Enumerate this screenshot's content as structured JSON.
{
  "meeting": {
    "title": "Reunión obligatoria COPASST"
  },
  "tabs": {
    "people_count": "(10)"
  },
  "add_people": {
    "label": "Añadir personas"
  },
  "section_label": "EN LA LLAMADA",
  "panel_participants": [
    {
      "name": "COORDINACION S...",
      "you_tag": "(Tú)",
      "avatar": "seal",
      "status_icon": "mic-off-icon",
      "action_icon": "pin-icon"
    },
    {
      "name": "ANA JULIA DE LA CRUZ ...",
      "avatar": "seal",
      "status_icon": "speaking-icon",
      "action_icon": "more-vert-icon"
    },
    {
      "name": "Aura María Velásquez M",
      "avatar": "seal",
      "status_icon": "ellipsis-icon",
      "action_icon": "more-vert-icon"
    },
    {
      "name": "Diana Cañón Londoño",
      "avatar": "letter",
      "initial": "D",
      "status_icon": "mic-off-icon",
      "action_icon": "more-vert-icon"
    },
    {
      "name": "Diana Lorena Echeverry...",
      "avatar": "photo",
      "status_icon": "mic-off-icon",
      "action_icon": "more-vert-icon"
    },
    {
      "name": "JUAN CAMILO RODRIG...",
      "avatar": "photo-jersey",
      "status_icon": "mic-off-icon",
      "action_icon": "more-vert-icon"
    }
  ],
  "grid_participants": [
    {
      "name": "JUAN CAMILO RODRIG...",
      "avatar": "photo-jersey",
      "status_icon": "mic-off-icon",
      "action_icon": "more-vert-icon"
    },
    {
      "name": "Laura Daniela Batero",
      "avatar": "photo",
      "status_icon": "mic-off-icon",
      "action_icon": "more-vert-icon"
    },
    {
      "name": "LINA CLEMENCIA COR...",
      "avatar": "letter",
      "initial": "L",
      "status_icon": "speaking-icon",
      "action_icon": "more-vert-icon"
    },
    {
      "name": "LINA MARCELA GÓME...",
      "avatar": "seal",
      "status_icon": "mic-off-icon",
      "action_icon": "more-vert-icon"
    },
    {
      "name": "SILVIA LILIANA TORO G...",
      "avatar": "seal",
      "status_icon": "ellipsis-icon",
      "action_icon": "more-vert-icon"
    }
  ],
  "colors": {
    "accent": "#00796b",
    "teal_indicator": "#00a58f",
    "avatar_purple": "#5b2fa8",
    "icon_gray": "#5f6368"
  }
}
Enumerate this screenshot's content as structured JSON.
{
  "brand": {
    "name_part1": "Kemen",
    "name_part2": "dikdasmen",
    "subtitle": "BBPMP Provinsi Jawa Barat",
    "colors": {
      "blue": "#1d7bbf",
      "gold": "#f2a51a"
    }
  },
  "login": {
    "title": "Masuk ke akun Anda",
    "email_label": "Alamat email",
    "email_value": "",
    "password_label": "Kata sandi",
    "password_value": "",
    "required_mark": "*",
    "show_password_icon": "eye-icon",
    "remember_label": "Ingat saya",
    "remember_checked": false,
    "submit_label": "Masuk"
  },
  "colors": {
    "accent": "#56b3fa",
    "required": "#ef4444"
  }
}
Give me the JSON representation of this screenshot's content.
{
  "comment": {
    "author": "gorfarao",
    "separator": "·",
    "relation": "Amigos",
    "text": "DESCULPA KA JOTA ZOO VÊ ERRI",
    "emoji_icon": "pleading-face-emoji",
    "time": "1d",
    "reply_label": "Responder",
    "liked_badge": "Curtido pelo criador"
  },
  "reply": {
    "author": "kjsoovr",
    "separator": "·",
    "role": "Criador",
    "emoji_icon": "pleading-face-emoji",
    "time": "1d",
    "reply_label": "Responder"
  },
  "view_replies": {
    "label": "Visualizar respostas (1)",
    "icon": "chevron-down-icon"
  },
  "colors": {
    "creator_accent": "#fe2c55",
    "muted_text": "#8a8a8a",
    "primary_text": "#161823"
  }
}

○ ○ ○ ○ ○ ○ ○

Transcribe the material exactly as it reads.

- RIGHT ANSWER
Enumerate this screenshot's content as structured JSON.
{
  "meeting": {
    "title": "Reunión obligatoria COPASST"
  },
  "tabs": {
    "people_count": "(10)"
  },
  "add_people": {
    "label": "Añadir personas"
  },
  "section_label": "EN LA LLAMADA",
  "panel_participants": [
    {
      "name": "COORDINACION S...",
      "you_tag": "(Tú)",
      "avatar": "seal",
      "status_icon": "mic-off-icon",
      "action_icon": "pin-icon"
    },
    {
      "name": "ANA JULIA DE LA CRUZ ...",
      "avatar": "seal",
      "status_icon": "speaking-icon",
      "action_icon": "more-vert-icon"
    },
    {
      "name": "Aura María Velásquez M",
      "avatar": "seal",
      "status_icon": "ellipsis-icon",
      "action_icon": "more-vert-icon"
    },
    {
      "name": "Diana Cañón Londoño",
      "avatar": "letter",
      "initial": "D",
      "status_icon": "mic-off-icon",
      "action_icon": "more-vert-icon"
    },
    {
      "name": "Diana Lorena Echeverry...",
      "avatar": "photo",
      "status_icon": "mic-off-icon",
      "action_icon": "more-vert-icon"
    },
    {
      "name": "JUAN CAMILO RODRIG...",
      "avatar": "photo-jersey",
      "status_icon": "mic-off-icon",
      "action_icon": "more-vert-icon"
    }
  ],
  "grid_participants": [
    {
      "name": "JUAN CAMILO RODRIG...",
      "avatar": "photo-jersey",
      "status_icon": "mic-off-icon",
      "action_icon": "more-vert-icon"
    },
    {
      "name": "Laura Daniela Batero",
      "avatar": "photo",
      "status_icon": "mic-off-icon",
      "action_icon": "more-vert-icon"
    },
    {
      "name": "LINA CLEMENCIA COR...",
      "avatar": "letter",
      "initial": "L",
      "status_icon": "speaking-icon",
      "action_icon": "more-vert-icon"
    },
    {
      "name": "LINA MARCELA GÓME...",
      "avatar": "seal",
      "status_icon": "mic-off-icon",
      "action_icon": "more-vert-icon"
    },
    {
      "name": "SILVIA LILIANA TORO G...",
      "avatar": "seal",
      "status_icon": "ellipsis-icon",
      "action_icon": "more-vert-icon"
    }
  ],
  "colors": {
    "accent": "#00796b",
    "teal_indicator": "#00a58f",
    "avatar_purple": "#5b2fa8",
    "icon_gray": "#5f6368"
  }
}
Enumerate this screenshot's content as structured JSON.
{
  "brand": {
    "name_part1": "Kemen",
    "name_part2": "dikdasmen",
    "subtitle": "BBPMP Provinsi Jawa Barat",
    "colors": {
      "blue": "#1d7bbf",
      "gold": "#f2a51a"
    }
  },
  "login": {
    "title": "Masuk ke akun Anda",
    "email_label": "Alamat email",
    "email_value": "",
    "password_label": "Kata sandi",
    "password_value": "",
    "required_mark": "*",
    "show_password_icon": "eye-icon",
    "remember_label": "Ingat saya",
    "remember_checked": false,
    "submit_label": "Masuk"
  },
  "colors": {
    "accent": "#56b3fa",
    "required": "#ef4444"
  }
}
Give me the JSON representation of this screenshot's content.
{
  "comment": {
    "author": "gorfarao",
    "separator": "·",
    "relation": "Amigos",
    "text": "DESCULPA KA JOTA ZOO VÊ ERRI",
    "emoji_icon": "pleading-face-emoji",
    "time": "1d",
    "reply_label": "Responder",
    "liked_badge": "Curtido pelo criador"
  },
  "reply": {
    "author": "kjsoovr",
    "separator": "·",
    "role": "Criador",
    "emoji_icon": "pleading-face-emoji",
    "time": "1d",
    "reply_label": "Responder"
  },
  "view_replies": {
    "label": "Visualizar respostas (1)",
    "icon": "chevron-down-icon"
  },
  "colors": {
    "creator_accent": "#fe2c55",
    "muted_text": "#8a8a8a",
    "primary_text": "#161823"
  }
}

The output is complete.